Requirement
Search the material and gather each line with "sans" in it.

(Dataset records)
····················

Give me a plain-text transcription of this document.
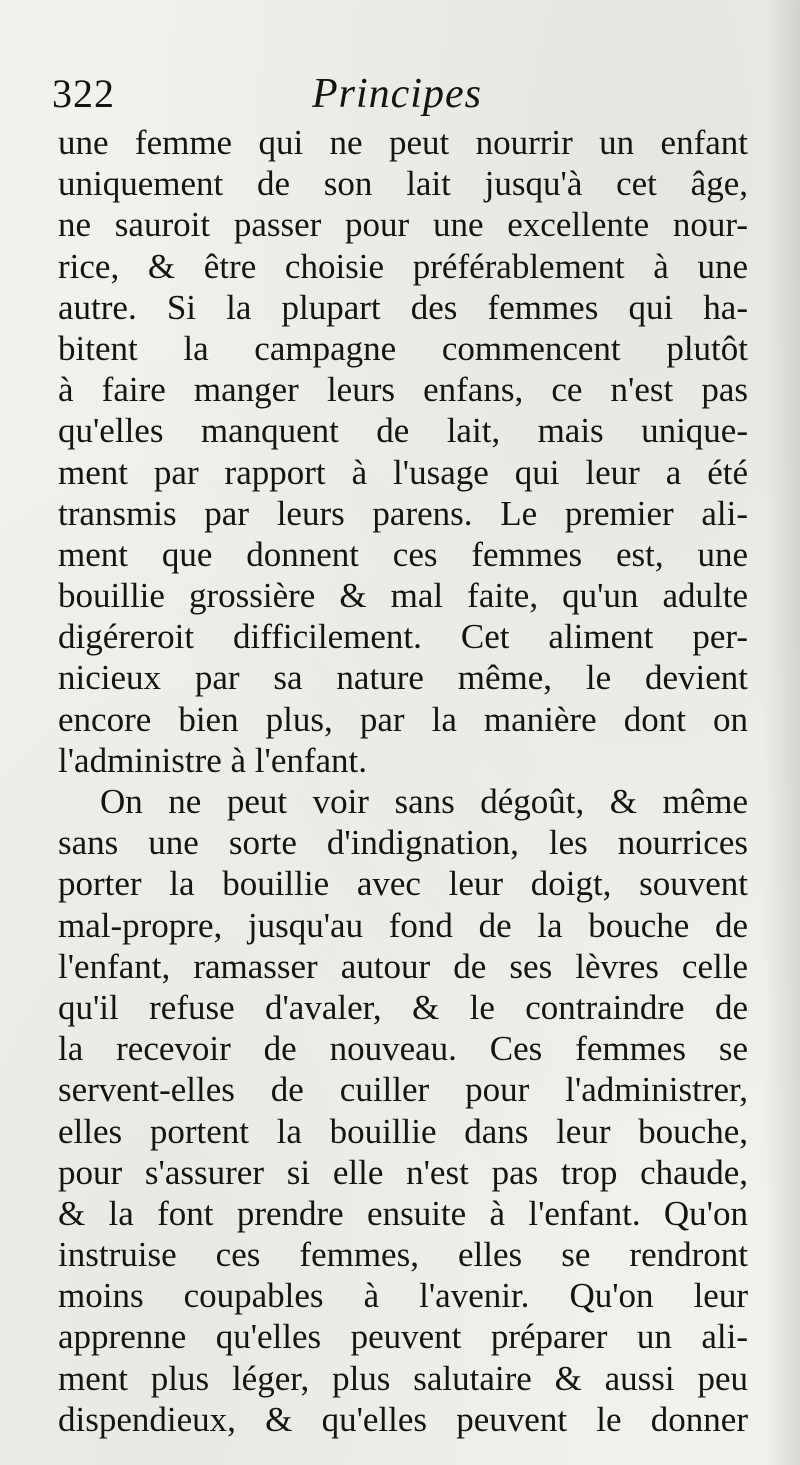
322	Principes
une femme qui ne peut nourrir un enfant
uniquement de son lait jusqu'à cet âge,
ne sauroit passer pour une excellente nour-
rice, & être choisie préférablement à une
autre. Si la plupart des femmes qui ha-
bitent la campagne commencent plutôt
à faire manger leurs enfans, ce n'est pas
qu'elles manquent de lait, mais unique-
ment par rapport à l'usage qui leur a été
transmis par leurs parens. Le premier ali-
ment que donnent ces femmes est, une
bouillie grossière & mal faite, qu'un adulte
digéreroit difficilement. Cet aliment per-
nicieux par sa nature même, le devient
encore bien plus, par la manière dont on
l'administre à l'enfant.
On ne peut voir sans dégoût, & même
sans une sorte d'indignation, les nourrices
porter la bouillie avec leur doigt, souvent
mal-propre, jusqu'au fond de la bouche de
l'enfant, ramasser autour de ses lèvres celle
qu'il refuse d'avaler, & le contraindre de
la recevoir de nouveau. Ces femmes se
servent-elles de cuiller pour l'administrer,
elles portent la bouillie dans leur bouche,
pour s'assurer si elle n'est pas trop chaude,
& la font prendre ensuite à l'enfant. Qu'on
instruise ces femmes, elles se rendront
moins coupables à l'avenir. Qu'on leur
apprenne qu'elles peuvent préparer un ali-
ment plus léger, plus salutaire & aussi peu
dispendieux, & qu'elles peuvent le donner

····················

Exercise result
On ne peut voir sans dégoût, & même
sans une sorte d'indignation, les nourrices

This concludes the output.